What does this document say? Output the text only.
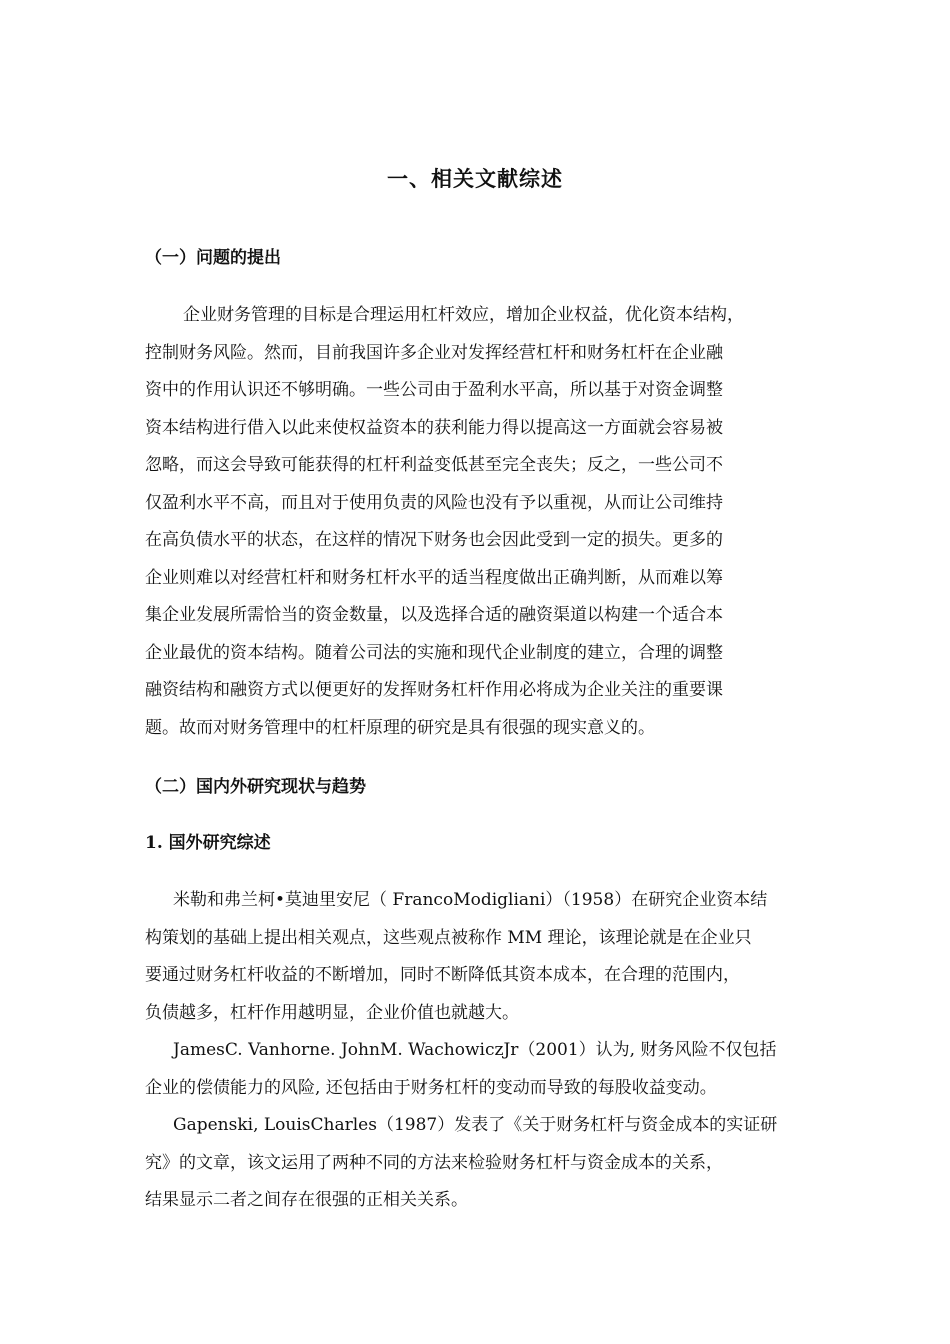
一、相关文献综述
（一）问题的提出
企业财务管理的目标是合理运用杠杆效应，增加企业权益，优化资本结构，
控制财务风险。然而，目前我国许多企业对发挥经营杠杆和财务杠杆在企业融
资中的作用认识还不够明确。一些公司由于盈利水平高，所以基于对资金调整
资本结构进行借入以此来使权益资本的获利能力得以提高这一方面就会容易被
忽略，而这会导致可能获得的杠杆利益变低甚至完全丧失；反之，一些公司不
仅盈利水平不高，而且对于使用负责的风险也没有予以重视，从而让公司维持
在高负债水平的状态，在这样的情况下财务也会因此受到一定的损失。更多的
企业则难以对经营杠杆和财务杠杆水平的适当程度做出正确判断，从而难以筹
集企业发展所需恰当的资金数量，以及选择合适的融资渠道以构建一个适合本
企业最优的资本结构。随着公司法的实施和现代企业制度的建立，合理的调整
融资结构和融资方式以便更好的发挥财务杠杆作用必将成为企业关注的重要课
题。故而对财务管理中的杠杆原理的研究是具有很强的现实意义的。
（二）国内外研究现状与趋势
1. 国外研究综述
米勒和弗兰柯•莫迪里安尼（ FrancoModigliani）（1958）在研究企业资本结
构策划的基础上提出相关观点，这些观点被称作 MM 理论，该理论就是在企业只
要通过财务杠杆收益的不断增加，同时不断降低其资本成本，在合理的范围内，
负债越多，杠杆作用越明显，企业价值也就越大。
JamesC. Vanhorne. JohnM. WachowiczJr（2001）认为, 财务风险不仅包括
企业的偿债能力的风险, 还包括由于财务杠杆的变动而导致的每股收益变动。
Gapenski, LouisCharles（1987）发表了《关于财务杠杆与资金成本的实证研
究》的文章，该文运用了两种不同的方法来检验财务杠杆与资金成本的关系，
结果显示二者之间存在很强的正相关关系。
▬▬▬▬▬▬
Job: Send back the data above word for word, with the pictures left out.

Task response:
What does this document say? Output the text only.
一、相关文献综述
（一）问题的提出
企业财务管理的目标是合理运用杠杆效应，增加企业权益，优化资本结构，
控制财务风险。然而，目前我国许多企业对发挥经营杠杆和财务杠杆在企业融
资中的作用认识还不够明确。一些公司由于盈利水平高，所以基于对资金调整
资本结构进行借入以此来使权益资本的获利能力得以提高这一方面就会容易被
忽略，而这会导致可能获得的杠杆利益变低甚至完全丧失；反之，一些公司不
仅盈利水平不高，而且对于使用负责的风险也没有予以重视，从而让公司维持
在高负债水平的状态，在这样的情况下财务也会因此受到一定的损失。更多的
企业则难以对经营杠杆和财务杠杆水平的适当程度做出正确判断，从而难以筹
集企业发展所需恰当的资金数量，以及选择合适的融资渠道以构建一个适合本
企业最优的资本结构。随着公司法的实施和现代企业制度的建立，合理的调整
融资结构和融资方式以便更好的发挥财务杠杆作用必将成为企业关注的重要课
题。故而对财务管理中的杠杆原理的研究是具有很强的现实意义的。
（二）国内外研究现状与趋势
1. 国外研究综述
米勒和弗兰柯•莫迪里安尼（ FrancoModigliani）（1958）在研究企业资本结
构策划的基础上提出相关观点，这些观点被称作 MM 理论，该理论就是在企业只
要通过财务杠杆收益的不断增加，同时不断降低其资本成本，在合理的范围内，
负债越多，杠杆作用越明显，企业价值也就越大。
JamesC. Vanhorne. JohnM. WachowiczJr（2001）认为, 财务风险不仅包括
企业的偿债能力的风险, 还包括由于财务杠杆的变动而导致的每股收益变动。
Gapenski, LouisCharles（1987）发表了《关于财务杠杆与资金成本的实证研
究》的文章，该文运用了两种不同的方法来检验财务杠杆与资金成本的关系，
结果显示二者之间存在很强的正相关关系。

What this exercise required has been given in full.